_The request_
Your task is to print all of the material verbatim.

** start of Data rows **

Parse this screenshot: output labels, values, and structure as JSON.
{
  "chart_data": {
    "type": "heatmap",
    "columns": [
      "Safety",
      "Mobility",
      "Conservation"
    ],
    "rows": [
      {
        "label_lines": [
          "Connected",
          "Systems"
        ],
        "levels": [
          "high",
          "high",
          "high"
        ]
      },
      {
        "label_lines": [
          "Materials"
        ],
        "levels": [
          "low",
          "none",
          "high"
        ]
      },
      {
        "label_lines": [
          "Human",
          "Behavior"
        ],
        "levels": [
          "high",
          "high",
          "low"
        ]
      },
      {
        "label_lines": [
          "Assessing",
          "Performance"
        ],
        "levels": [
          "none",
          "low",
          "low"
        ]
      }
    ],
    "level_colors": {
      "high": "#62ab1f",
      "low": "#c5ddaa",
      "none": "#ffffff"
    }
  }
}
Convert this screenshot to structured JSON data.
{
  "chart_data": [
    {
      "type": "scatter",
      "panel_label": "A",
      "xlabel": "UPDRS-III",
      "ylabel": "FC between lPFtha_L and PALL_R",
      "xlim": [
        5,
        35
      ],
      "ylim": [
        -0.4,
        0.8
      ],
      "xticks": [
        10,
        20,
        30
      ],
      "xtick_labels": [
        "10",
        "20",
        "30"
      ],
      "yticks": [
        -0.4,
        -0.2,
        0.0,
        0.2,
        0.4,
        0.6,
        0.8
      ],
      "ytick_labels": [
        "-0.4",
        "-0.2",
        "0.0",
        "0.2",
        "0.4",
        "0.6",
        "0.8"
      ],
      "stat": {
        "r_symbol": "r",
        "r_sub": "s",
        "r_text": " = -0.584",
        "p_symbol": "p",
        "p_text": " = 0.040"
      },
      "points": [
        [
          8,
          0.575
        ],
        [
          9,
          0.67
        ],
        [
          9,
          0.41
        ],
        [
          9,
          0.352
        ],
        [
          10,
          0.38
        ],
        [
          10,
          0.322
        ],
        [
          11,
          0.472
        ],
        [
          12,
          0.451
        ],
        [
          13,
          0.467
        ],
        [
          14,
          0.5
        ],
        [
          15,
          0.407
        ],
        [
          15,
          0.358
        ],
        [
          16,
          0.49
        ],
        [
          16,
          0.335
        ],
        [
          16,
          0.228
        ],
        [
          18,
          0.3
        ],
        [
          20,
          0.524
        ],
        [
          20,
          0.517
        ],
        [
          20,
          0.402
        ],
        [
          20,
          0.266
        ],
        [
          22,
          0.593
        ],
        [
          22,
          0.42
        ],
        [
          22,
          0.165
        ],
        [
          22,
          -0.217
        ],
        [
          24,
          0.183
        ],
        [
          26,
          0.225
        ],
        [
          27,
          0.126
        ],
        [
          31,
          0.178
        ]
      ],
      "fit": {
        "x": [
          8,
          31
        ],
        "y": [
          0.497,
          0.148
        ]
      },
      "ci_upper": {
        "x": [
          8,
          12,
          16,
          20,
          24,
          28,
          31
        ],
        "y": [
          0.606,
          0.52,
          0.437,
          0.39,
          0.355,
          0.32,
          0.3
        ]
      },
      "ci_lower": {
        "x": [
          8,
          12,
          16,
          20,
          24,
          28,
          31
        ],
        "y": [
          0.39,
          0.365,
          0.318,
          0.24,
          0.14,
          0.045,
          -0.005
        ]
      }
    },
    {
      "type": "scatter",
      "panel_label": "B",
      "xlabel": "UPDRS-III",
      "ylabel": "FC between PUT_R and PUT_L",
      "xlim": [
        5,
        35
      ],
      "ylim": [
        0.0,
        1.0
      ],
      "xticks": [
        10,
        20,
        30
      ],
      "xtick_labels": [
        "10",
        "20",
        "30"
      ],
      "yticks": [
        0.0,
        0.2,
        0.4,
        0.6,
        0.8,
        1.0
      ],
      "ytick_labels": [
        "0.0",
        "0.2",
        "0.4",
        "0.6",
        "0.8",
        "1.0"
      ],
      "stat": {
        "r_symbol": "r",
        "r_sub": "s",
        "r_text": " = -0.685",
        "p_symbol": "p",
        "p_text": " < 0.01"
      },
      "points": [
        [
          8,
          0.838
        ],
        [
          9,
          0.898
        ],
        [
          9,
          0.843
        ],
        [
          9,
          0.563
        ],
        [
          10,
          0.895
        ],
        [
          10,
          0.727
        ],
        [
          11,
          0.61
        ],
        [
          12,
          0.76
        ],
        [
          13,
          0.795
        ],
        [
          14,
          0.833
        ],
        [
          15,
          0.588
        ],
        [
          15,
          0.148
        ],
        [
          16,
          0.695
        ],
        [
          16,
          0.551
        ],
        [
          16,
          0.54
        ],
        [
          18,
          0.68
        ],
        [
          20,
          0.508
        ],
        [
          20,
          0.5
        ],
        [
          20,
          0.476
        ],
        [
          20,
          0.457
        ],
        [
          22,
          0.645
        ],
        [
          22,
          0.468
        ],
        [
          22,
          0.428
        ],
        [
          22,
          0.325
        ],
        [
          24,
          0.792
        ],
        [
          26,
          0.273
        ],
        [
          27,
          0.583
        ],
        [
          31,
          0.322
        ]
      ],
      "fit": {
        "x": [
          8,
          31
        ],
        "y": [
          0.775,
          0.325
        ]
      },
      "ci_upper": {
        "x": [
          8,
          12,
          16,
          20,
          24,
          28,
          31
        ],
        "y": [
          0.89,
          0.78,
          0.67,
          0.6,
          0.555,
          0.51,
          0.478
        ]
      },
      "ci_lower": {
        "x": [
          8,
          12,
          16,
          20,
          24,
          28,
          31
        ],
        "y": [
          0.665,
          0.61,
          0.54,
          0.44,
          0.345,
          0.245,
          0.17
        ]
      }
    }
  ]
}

** end of Data rows **

_Full solution_
Parse this screenshot: output labels, values, and structure as JSON.
{
  "chart_data": {
    "type": "heatmap",
    "columns": [
      "Safety",
      "Mobility",
      "Conservation"
    ],
    "rows": [
      {
        "label_lines": [
          "Connected",
          "Systems"
        ],
        "levels": [
          "high",
          "high",
          "high"
        ]
      },
      {
        "label_lines": [
          "Materials"
        ],
        "levels": [
          "low",
          "none",
          "high"
        ]
      },
      {
        "label_lines": [
          "Human",
          "Behavior"
        ],
        "levels": [
          "high",
          "high",
          "low"
        ]
      },
      {
        "label_lines": [
          "Assessing",
          "Performance"
        ],
        "levels": [
          "none",
          "low",
          "low"
        ]
      }
    ],
    "level_colors": {
      "high": "#62ab1f",
      "low": "#c5ddaa",
      "none": "#ffffff"
    }
  }
}
Convert this screenshot to structured JSON data.
{
  "chart_data": [
    {
      "type": "scatter",
      "panel_label": "A",
      "xlabel": "UPDRS-III",
      "ylabel": "FC between lPFtha_L and PALL_R",
      "xlim": [
        5,
        35
      ],
      "ylim": [
        -0.4,
        0.8
      ],
      "xticks": [
        10,
        20,
        30
      ],
      "xtick_labels": [
        "10",
        "20",
        "30"
      ],
      "yticks": [
        -0.4,
        -0.2,
        0.0,
        0.2,
        0.4,
        0.6,
        0.8
      ],
      "ytick_labels": [
        "-0.4",
        "-0.2",
        "0.0",
        "0.2",
        "0.4",
        "0.6",
        "0.8"
      ],
      "stat": {
        "r_symbol": "r",
        "r_sub": "s",
        "r_text": " = -0.584",
        "p_symbol": "p",
        "p_text": " = 0.040"
      },
      "points": [
        [
          8,
          0.575
        ],
        [
          9,
          0.67
        ],
        [
          9,
          0.41
        ],
        [
          9,
          0.352
        ],
        [
          10,
          0.38
        ],
        [
          10,
          0.322
        ],
        [
          11,
          0.472
        ],
        [
          12,
          0.451
        ],
        [
          13,
          0.467
        ],
        [
          14,
          0.5
        ],
        [
          15,
          0.407
        ],
        [
          15,
          0.358
        ],
        [
          16,
          0.49
        ],
        [
          16,
          0.335
        ],
        [
          16,
          0.228
        ],
        [
          18,
          0.3
        ],
        [
          20,
          0.524
        ],
        [
          20,
          0.517
        ],
        [
          20,
          0.402
        ],
        [
          20,
          0.266
        ],
        [
          22,
          0.593
        ],
        [
          22,
          0.42
        ],
        [
          22,
          0.165
        ],
        [
          22,
          -0.217
        ],
        [
          24,
          0.183
        ],
        [
          26,
          0.225
        ],
        [
          27,
          0.126
        ],
        [
          31,
          0.178
        ]
      ],
      "fit": {
        "x": [
          8,
          31
        ],
        "y": [
          0.497,
          0.148
        ]
      },
      "ci_upper": {
        "x": [
          8,
          12,
          16,
          20,
          24,
          28,
          31
        ],
        "y": [
          0.606,
          0.52,
          0.437,
          0.39,
          0.355,
          0.32,
          0.3
        ]
      },
      "ci_lower": {
        "x": [
          8,
          12,
          16,
          20,
          24,
          28,
          31
        ],
        "y": [
          0.39,
          0.365,
          0.318,
          0.24,
          0.14,
          0.045,
          -0.005
        ]
      }
    },
    {
      "type": "scatter",
      "panel_label": "B",
      "xlabel": "UPDRS-III",
      "ylabel": "FC between PUT_R and PUT_L",
      "xlim": [
        5,
        35
      ],
      "ylim": [
        0.0,
        1.0
      ],
      "xticks": [
        10,
        20,
        30
      ],
      "xtick_labels": [
        "10",
        "20",
        "30"
      ],
      "yticks": [
        0.0,
        0.2,
        0.4,
        0.6,
        0.8,
        1.0
      ],
      "ytick_labels": [
        "0.0",
        "0.2",
        "0.4",
        "0.6",
        "0.8",
        "1.0"
      ],
      "stat": {
        "r_symbol": "r",
        "r_sub": "s",
        "r_text": " = -0.685",
        "p_symbol": "p",
        "p_text": " < 0.01"
      },
      "points": [
        [
          8,
          0.838
        ],
        [
          9,
          0.898
        ],
        [
          9,
          0.843
        ],
        [
          9,
          0.563
        ],
        [
          10,
          0.895
        ],
        [
          10,
          0.727
        ],
        [
          11,
          0.61
        ],
        [
          12,
          0.76
        ],
        [
          13,
          0.795
        ],
        [
          14,
          0.833
        ],
        [
          15,
          0.588
        ],
        [
          15,
          0.148
        ],
        [
          16,
          0.695
        ],
        [
          16,
          0.551
        ],
        [
          16,
          0.54
        ],
        [
          18,
          0.68
        ],
        [
          20,
          0.508
        ],
        [
          20,
          0.5
        ],
        [
          20,
          0.476
        ],
        [
          20,
          0.457
        ],
        [
          22,
          0.645
        ],
        [
          22,
          0.468
        ],
        [
          22,
          0.428
        ],
        [
          22,
          0.325
        ],
        [
          24,
          0.792
        ],
        [
          26,
          0.273
        ],
        [
          27,
          0.583
        ],
        [
          31,
          0.322
        ]
      ],
      "fit": {
        "x": [
          8,
          31
        ],
        "y": [
          0.775,
          0.325
        ]
      },
      "ci_upper": {
        "x": [
          8,
          12,
          16,
          20,
          24,
          28,
          31
        ],
        "y": [
          0.89,
          0.78,
          0.67,
          0.6,
          0.555,
          0.51,
          0.478
        ]
      },
      "ci_lower": {
        "x": [
          8,
          12,
          16,
          20,
          24,
          28,
          31
        ],
        "y": [
          0.665,
          0.61,
          0.54,
          0.44,
          0.345,
          0.245,
          0.17
        ]
      }
    }
  ]
}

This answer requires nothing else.